[Start of Data excerpts]
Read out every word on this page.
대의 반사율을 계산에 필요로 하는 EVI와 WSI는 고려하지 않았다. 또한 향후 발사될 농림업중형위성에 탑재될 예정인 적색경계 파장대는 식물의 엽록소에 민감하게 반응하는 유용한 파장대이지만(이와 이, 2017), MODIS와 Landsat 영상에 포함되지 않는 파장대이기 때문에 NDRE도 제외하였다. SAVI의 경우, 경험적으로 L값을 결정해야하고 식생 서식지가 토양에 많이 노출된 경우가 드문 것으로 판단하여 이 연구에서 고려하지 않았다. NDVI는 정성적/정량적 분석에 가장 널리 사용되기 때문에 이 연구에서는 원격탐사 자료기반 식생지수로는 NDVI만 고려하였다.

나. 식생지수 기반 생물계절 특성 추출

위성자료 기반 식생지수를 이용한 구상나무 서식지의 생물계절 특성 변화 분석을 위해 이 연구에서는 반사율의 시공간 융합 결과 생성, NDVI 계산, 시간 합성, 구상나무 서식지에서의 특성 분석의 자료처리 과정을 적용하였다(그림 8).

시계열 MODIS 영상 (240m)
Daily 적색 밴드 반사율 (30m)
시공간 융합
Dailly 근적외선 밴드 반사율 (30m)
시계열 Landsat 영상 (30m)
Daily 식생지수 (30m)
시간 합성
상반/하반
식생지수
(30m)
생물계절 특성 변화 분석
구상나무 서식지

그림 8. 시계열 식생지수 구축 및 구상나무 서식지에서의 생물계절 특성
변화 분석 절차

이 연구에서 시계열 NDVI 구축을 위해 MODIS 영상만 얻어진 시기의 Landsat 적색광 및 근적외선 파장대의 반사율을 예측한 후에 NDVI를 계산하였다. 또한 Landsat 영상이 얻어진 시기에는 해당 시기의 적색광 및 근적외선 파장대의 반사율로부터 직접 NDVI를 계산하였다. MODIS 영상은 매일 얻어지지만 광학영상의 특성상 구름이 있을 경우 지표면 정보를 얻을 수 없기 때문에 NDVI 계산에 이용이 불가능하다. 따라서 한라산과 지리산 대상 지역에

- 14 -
[End of Data excerpts]
▸ **Exercise**
Extract each entry in full, exactly as given.

▸ **Correct response**
Read out every word on this page.
대의 반사율을 계산에 필요로 하는 EVI와 WSI는 고려하지 않았다. 또한 향후 발사될 농림업중형위성에 탑재될 예정인 적색경계 파장대는 식물의 엽록소에 민감하게 반응하는 유용한 파장대이지만(이와 이, 2017), MODIS와 Landsat 영상에 포함되지 않는 파장대이기 때문에 NDRE도 제외하였다. SAVI의 경우, 경험적으로 L값을 결정해야하고 식생 서식지가 토양에 많이 노출된 경우가 드문 것으로 판단하여 이 연구에서 고려하지 않았다. NDVI는 정성적/정량적 분석에 가장 널리 사용되기 때문에 이 연구에서는 원격탐사 자료기반 식생지수로는 NDVI만 고려하였다.

나. 식생지수 기반 생물계절 특성 추출

위성자료 기반 식생지수를 이용한 구상나무 서식지의 생물계절 특성 변화 분석을 위해 이 연구에서는 반사율의 시공간 융합 결과 생성, NDVI 계산, 시간 합성, 구상나무 서식지에서의 특성 분석의 자료처리 과정을 적용하였다(그림 8).

시계열 MODIS 영상 (240m)
Daily 적색 밴드 반사율 (30m)
시공간 융합
Dailly 근적외선 밴드 반사율 (30m)
시계열 Landsat 영상 (30m)
Daily 식생지수 (30m)
시간 합성
상반/하반
식생지수
(30m)
생물계절 특성 변화 분석
구상나무 서식지

그림 8. 시계열 식생지수 구축 및 구상나무 서식지에서의 생물계절 특성
변화 분석 절차

이 연구에서 시계열 NDVI 구축을 위해 MODIS 영상만 얻어진 시기의 Landsat 적색광 및 근적외선 파장대의 반사율을 예측한 후에 NDVI를 계산하였다. 또한 Landsat 영상이 얻어진 시기에는 해당 시기의 적색광 및 근적외선 파장대의 반사율로부터 직접 NDVI를 계산하였다. MODIS 영상은 매일 얻어지지만 광학영상의 특성상 구름이 있을 경우 지표면 정보를 얻을 수 없기 때문에 NDVI 계산에 이용이 불가능하다. 따라서 한라산과 지리산 대상 지역에

- 14 -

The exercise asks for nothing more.